Concept

Node

A process of Elasticsearch. It's recommended to lanuch only one process per server.

Coordinating Node: The node that processes the request. It proxies the requests to the correct nodes. All the nodes are this kind of node by default.
Data Node: The node that saves data. The node is data node by default. We can change that by node.data: false.
Master Node: The nodes that
- handle create/delete index
- decide the shard are set to which node
- maintain the cluster state
In a cluster, we usually create more than one master nodes. Each node works only as a master node.

In a cluster, there are multiply master eligible node. It could be elected as the master node if the current one doesn't work. The node is master eligible by default. We can change that by node.master: false.

Cluster State

The cluster state includes:

the info of all the nodes
the info of all the indexes and their setting and mapping
the routing of shards

Master eligible node

The nodes will ping each other, the node whose node id is the smallest will be elected as master node.

There is a classic problem of the distributed system, Split-brain.

If the node1 is out of connection, the node3 will be elected as a master. When node1 is back to connection, there are 2 master nodes.

split-brain

To avoid this problem, we should stop node1 to be elected as the master. Therefore, we can set a quorum. Only if the number of master eligible nodes is bigger than quorum, the election can take place.

quorum = (Total number of nodes / 2) + 1

Elasticsearch handled this for us.

Shard

There are 2 kinds of shard, primary shard and replica shard.

Primary shard

We can spread the data of an index on different data nodes for the horizontal scaling.

The primary shard is defined when creating an index, it can't be changed unless reindexing.
Replica Shard

It replicates the primary shard. It can be promoted as the primary shard when the primary one lost.

It also improves reading performance. However, too many replica shards will have a negative impact on writing performance.

With primary shard and replica shard, ES can handle the accident of nodes.

▬▬▬

▶ Exercises to complete:
- 1) Copy out the portion of the Elasticsearch notes that begins at the words "To avoid this" and ends after "and replica shard.".
- 2) Write the next part of the Elasticsearch notes, beginning after their final sentence.
The data that follows is separate from the Elasticsearch notes.

▬▬▬

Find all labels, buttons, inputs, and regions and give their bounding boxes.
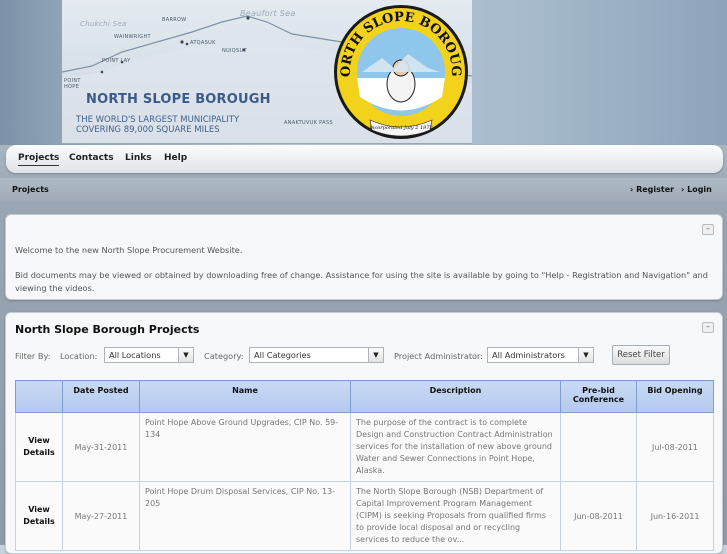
category-select[interactable]: All Categories ▼ <box>249 347 384 363</box>
projects-panel: – North Slope Borough Projects Filter By… <box>5 312 723 554</box>
collapse-icon[interactable]: – <box>702 322 714 333</box>
table-row: View Details May-27-2011 Point Hope Drum… <box>15 481 714 551</box>
register-link[interactable]: › Register <box>630 185 674 194</box>
nav-contacts[interactable]: Contacts <box>69 153 114 163</box>
project-name-cell: Point Hope Drum Disposal Services, CIP N… <box>139 481 351 551</box>
nav-help[interactable]: Help <box>164 153 187 163</box>
dropdown-arrow-icon: ▼ <box>578 348 593 362</box>
welcome-text: Welcome to the new North Slope Procureme… <box>15 245 243 255</box>
register-label: Register <box>636 185 675 194</box>
brand-tagline-line1: THE WORLD'S LARGEST MUNICIPALITY <box>76 115 240 125</box>
brand-title: NORTH SLOPE BOROUGH <box>86 92 271 107</box>
seal-banner-text: Incorporated July 2 1972 <box>368 125 432 131</box>
description-cell: The North Slope Borough (NSB) Department… <box>350 481 561 551</box>
view-details-link[interactable]: View Details <box>15 412 63 482</box>
borough-seal-logo: NORTH SLOPE BOROUGH Incorporated July 2 … <box>332 2 468 139</box>
login-label: Login <box>687 185 712 194</box>
collapse-icon[interactable]: – <box>702 224 714 235</box>
dropdown-arrow-icon: ▼ <box>178 348 193 362</box>
column-header-prebid[interactable]: Pre-bid Conference <box>560 380 637 413</box>
welcome-panel: – Welcome to the new North Slope Procure… <box>5 214 723 300</box>
location-select-value: All Locations <box>109 350 161 360</box>
breadcrumb-bar: Projects › Register › Login <box>0 178 727 202</box>
column-header-view <box>15 380 63 413</box>
prebid-cell: Jun-08-2011 <box>560 481 637 551</box>
map-label-barrow: BARROW <box>162 17 187 23</box>
category-select-value: All Categories <box>254 350 311 360</box>
main-nav: Projects Contacts Links Help <box>6 145 723 173</box>
breadcrumb: Projects <box>12 185 49 194</box>
map-label-atqasuk: ATQASUK <box>190 40 216 46</box>
map-label-nuiqsut: NUIQSUT <box>222 48 247 54</box>
brand-tagline: THE WORLD'S LARGEST MUNICIPALITY COVERIN… <box>76 115 239 135</box>
nav-projects[interactable]: Projects <box>18 153 60 166</box>
view-details-link[interactable]: View Details <box>15 481 63 551</box>
location-label: Location: <box>60 351 98 361</box>
reset-filter-button[interactable]: Reset Filter <box>612 345 670 365</box>
map-label-wainwright: WAINWRIGHT <box>114 34 151 40</box>
map-label-point-lay: POINT LAY <box>102 58 131 64</box>
map-label-chukchi: Chukchi Sea <box>80 20 127 28</box>
welcome-instructions: Bid documents may be viewed or obtained … <box>15 270 709 293</box>
chevron-right-icon: › <box>681 185 685 194</box>
projects-table: Date Posted Name Description Pre-bid Con… <box>15 380 714 551</box>
admin-label: Project Administrator: <box>394 351 484 361</box>
location-select[interactable]: All Locations ▼ <box>104 347 194 363</box>
project-name-cell: Point Hope Above Ground Upgrades, CIP No… <box>139 412 351 482</box>
column-header-date-posted[interactable]: Date Posted <box>62 380 140 413</box>
admin-select-value: All Administrators <box>492 350 565 360</box>
table-row: View Details May-31-2011 Point Hope Abov… <box>15 412 714 482</box>
login-link[interactable]: › Login <box>681 185 712 194</box>
chevron-right-icon: › <box>630 185 634 194</box>
bid-opening-cell: Jul-08-2011 <box>636 412 714 482</box>
admin-select[interactable]: All Administrators ▼ <box>487 347 594 363</box>
map-label-point-hope: POINT HOPE <box>64 78 81 90</box>
map-label-anaktuvuk: ANAKTUVUK PASS <box>284 120 333 126</box>
prebid-cell <box>560 412 637 482</box>
nav-links[interactable]: Links <box>125 153 152 163</box>
header-banner: BARROW WAINWRIGHT ATQASUK NUIQSUT POINT … <box>0 0 727 145</box>
column-header-bid-opening[interactable]: Bid Opening <box>636 380 714 413</box>
description-cell: The purpose of the contract is to comple… <box>350 412 561 482</box>
dropdown-arrow-icon: ▼ <box>368 348 383 362</box>
category-label: Category: <box>204 351 244 361</box>
map-label-beaufort: Beaufort Sea <box>240 9 296 18</box>
filter-bar: Filter By: Location: All Locations ▼ Cat… <box>15 345 715 367</box>
table-header-row: Date Posted Name Description Pre-bid Con… <box>15 380 714 413</box>
brand-tagline-line2: COVERING 89,000 SQUARE MILES <box>76 125 220 135</box>
projects-title: North Slope Borough Projects <box>15 323 200 336</box>
date-posted-cell: May-31-2011 <box>62 412 140 482</box>
bid-opening-cell: Jun-16-2011 <box>636 481 714 551</box>
date-posted-cell: May-27-2011 <box>62 481 140 551</box>
column-header-name[interactable]: Name <box>139 380 351 413</box>
column-header-description[interactable]: Description <box>350 380 561 413</box>
filter-by-label: Filter By: <box>15 351 51 361</box>
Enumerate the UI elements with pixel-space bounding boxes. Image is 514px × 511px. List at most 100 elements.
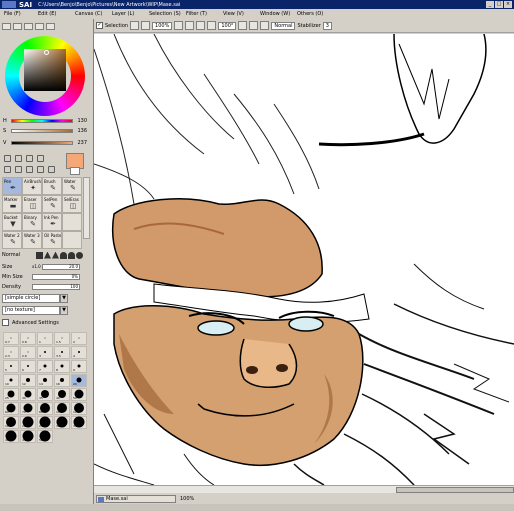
brush-shape-4-icon[interactable] (60, 251, 67, 259)
brush-size-cell[interactable]: 2.6 (20, 346, 36, 359)
brush-size-cell[interactable]: 0.7 (3, 332, 19, 345)
brush-size-cell[interactable]: 12 (20, 374, 36, 387)
brush-size-cell[interactable]: 350 (71, 416, 87, 429)
min-size-slider[interactable]: 0% (32, 273, 80, 280)
brush-shape-6-icon[interactable] (76, 251, 83, 259)
brush-size-cell[interactable]: 500 (37, 430, 53, 443)
eyedropper-icon[interactable] (37, 155, 44, 162)
magic-wand-icon[interactable] (15, 155, 22, 162)
document-tab[interactable]: Mase.sai (96, 495, 176, 503)
brush-size-cell[interactable]: 60 (3, 402, 19, 415)
tool-grid-scrollbar[interactable] (83, 177, 90, 239)
tool-marker[interactable]: Marker ▬ (2, 195, 22, 213)
rotate-icon[interactable] (26, 166, 33, 173)
saturation-slider[interactable] (11, 129, 73, 133)
brush-size-cell[interactable]: 70 (20, 402, 36, 415)
rotate-left-icon[interactable] (196, 21, 206, 30)
rgb-slider-tab-icon[interactable] (13, 23, 22, 30)
brush-size-cell[interactable]: 10 (3, 374, 19, 387)
brush-size-cell[interactable]: 1.5 (54, 332, 70, 345)
brush-size-cell[interactable]: 4 (71, 346, 87, 359)
brush-size-cell[interactable]: 1 (37, 332, 53, 345)
move-icon[interactable] (4, 166, 11, 173)
hand-icon[interactable] (26, 155, 33, 162)
brush-size-cell[interactable]: 14 (37, 374, 53, 387)
hue-slider[interactable] (11, 119, 73, 123)
menu-canvas[interactable]: Canvas (C) (69, 11, 106, 17)
brush-size-cell[interactable]: 2.3 (3, 346, 19, 359)
brush-size-cell[interactable]: 0.8 (20, 332, 36, 345)
tool-water-3[interactable]: Water 3 ✎ (22, 231, 42, 249)
tool-ink-pen[interactable]: Ink Pen ✒ (42, 213, 62, 231)
color-wheel-tab-icon[interactable] (2, 23, 11, 30)
brush-size-cell[interactable]: 20 (71, 374, 87, 387)
size-slider[interactable]: 20.0 (42, 263, 80, 270)
tool-eraser[interactable]: Eraser ◫ (22, 195, 42, 213)
scratchpad-tab-icon[interactable] (46, 23, 55, 30)
brush-size-cell[interactable]: 9 (71, 360, 87, 373)
brush-size-cell[interactable]: 450 (20, 430, 36, 443)
brush-size-cell[interactable]: 300 (54, 416, 70, 429)
menu-file[interactable]: File (F) (0, 11, 32, 17)
brush-size-cell[interactable]: 25 (3, 388, 19, 401)
menu-layer[interactable]: Layer (L) (106, 11, 143, 17)
brush-shape-select[interactable]: [simple circle] (2, 294, 60, 303)
color-picker-marker[interactable] (44, 50, 49, 55)
brush-size-cell[interactable]: 7 (37, 360, 53, 373)
menu-window[interactable]: Window (W) (254, 11, 291, 17)
brush-size-cell[interactable]: 160 (3, 416, 19, 429)
brush-shape-dropdown-icon[interactable]: ▼ (60, 294, 68, 303)
brush-size-cell[interactable]: 80 (37, 402, 53, 415)
brush-size-cell[interactable]: 3 (37, 346, 53, 359)
brush-size-cell[interactable]: 120 (71, 402, 87, 415)
brush-size-cell[interactable]: 5 (3, 360, 19, 373)
tool-empty-11[interactable] (62, 213, 82, 231)
transparency-icon[interactable] (48, 166, 55, 173)
tool-seleras[interactable]: SelEras ◫ (62, 195, 82, 213)
hsv-slider-tab-icon[interactable] (24, 23, 33, 30)
brush-texture-dropdown-icon[interactable]: ▼ (60, 306, 68, 315)
color-picker-icon[interactable] (37, 166, 44, 173)
tool-airbrush[interactable]: AirBrush ✦ (22, 177, 42, 195)
brush-size-cell[interactable]: 400 (3, 430, 19, 443)
tool-oil-pastel[interactable]: Oil Pastel ✎ (42, 231, 62, 249)
blend-mode-label[interactable]: Normal (2, 252, 36, 258)
size-multiplier[interactable]: x1.0 (32, 264, 42, 269)
zoom-out-icon[interactable] (141, 21, 151, 30)
close-button[interactable]: × (504, 1, 512, 8)
brush-size-cell[interactable]: 100 (54, 402, 70, 415)
value-slider[interactable] (11, 141, 73, 145)
tool-water-2[interactable]: Water 2 ✎ (2, 231, 22, 249)
tool-bucket[interactable]: Bucket ▼ (2, 213, 22, 231)
horizontal-scrollbar-thumb[interactable] (396, 487, 514, 493)
brush-size-cell[interactable]: 250 (37, 416, 53, 429)
brush-size-cell[interactable]: 30 (20, 388, 36, 401)
zoom-icon[interactable] (15, 166, 22, 173)
flip-horizontal-icon[interactable] (249, 21, 259, 30)
brush-size-cell[interactable]: 40 (54, 388, 70, 401)
zoom-reset-icon[interactable] (174, 21, 184, 30)
mode-field[interactable]: Normal (271, 21, 296, 30)
tool-empty-15[interactable] (62, 231, 82, 249)
lasso-icon[interactable] (4, 155, 11, 162)
background-color-swatch[interactable] (70, 167, 80, 175)
zoom-field[interactable]: 100% (152, 21, 173, 30)
stabilizer-field[interactable]: 3 (322, 21, 332, 30)
brush-texture-select[interactable]: [no texture] (2, 306, 60, 315)
brush-shape-1-icon[interactable] (36, 251, 43, 259)
minimize-button[interactable]: _ (486, 1, 494, 8)
brush-size-cell[interactable]: 2 (71, 332, 87, 345)
maximize-button[interactable]: □ (495, 1, 503, 8)
zoom-fit-icon[interactable] (185, 21, 195, 30)
drawing-canvas[interactable] (94, 34, 514, 485)
brush-size-cell[interactable]: 35 (37, 388, 53, 401)
menu-edit[interactable]: Edit (E) (32, 11, 69, 17)
brush-size-cell[interactable]: 3.5 (54, 346, 70, 359)
tool-brush[interactable]: Brush ✎ (42, 177, 62, 195)
brush-size-cell[interactable]: 8 (54, 360, 70, 373)
flip-vertical-icon[interactable] (260, 21, 270, 30)
selection-checkbox[interactable]: ✓ (96, 22, 103, 29)
brush-size-cell[interactable]: 50 (71, 388, 87, 401)
saturation-value-square[interactable] (24, 49, 66, 91)
density-slider[interactable]: 100 (32, 283, 80, 290)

▬▬▬

▶ Answers to the tasks:
- 1)
To avoid this problem, we should stop node1 to be elected as the master. Therefore, we can set a quorum. Only if the number of master eligible nodes is bigger than quorum, the election can take place.

quorum = (Total number of nodes / 2) + 1

Elasticsearch handled this for us.

Shard

There are 2 kinds of shard, primary shard and replica shard.

- 2)
accident-handling

For example, here are the shards of an index tmdb.

PUT tmdb
{
  "settings": {
    "number_of_shards": 3,
    "number_of_replicas": 1
  }
}

shard-setup

Now, if the node2 is down.

node2-down

After a while, ES will relocate the shards.

relocate-shards

Saving documents on shards

The shard that the document will be saved is calculated by:

shard = hash(_routing) % nb_of_primary_shard

The doc routing is id by default.

Refresh

refresh

Refresh means writing data from the index buffer to the segment.

The collection of segments is a shard.

When there is a new doc is indexed, a new segment will be created.

Refresh freq: 1s

If the index buffer is full (10% of JVM), refresh will be triggered, too.

Transaction log

transaction-log

It costs time to write the segment to disks. To improve the performance, the segment is, first, written into the cache, and allow to be used for searching.

To keep the data when there is an accident (e.g. out of the electricity), the document will be written into the transaction log, and the transaction log is written into the disk.

After each refresh, the index buffer will be cleaned up. While the transaction log won't be.

Flush

flush

Flush will:

clear the index buffers and transaction logs
write the segments into disks

It will be triggered:

every 30 min
when the transaction log is full (512 MB)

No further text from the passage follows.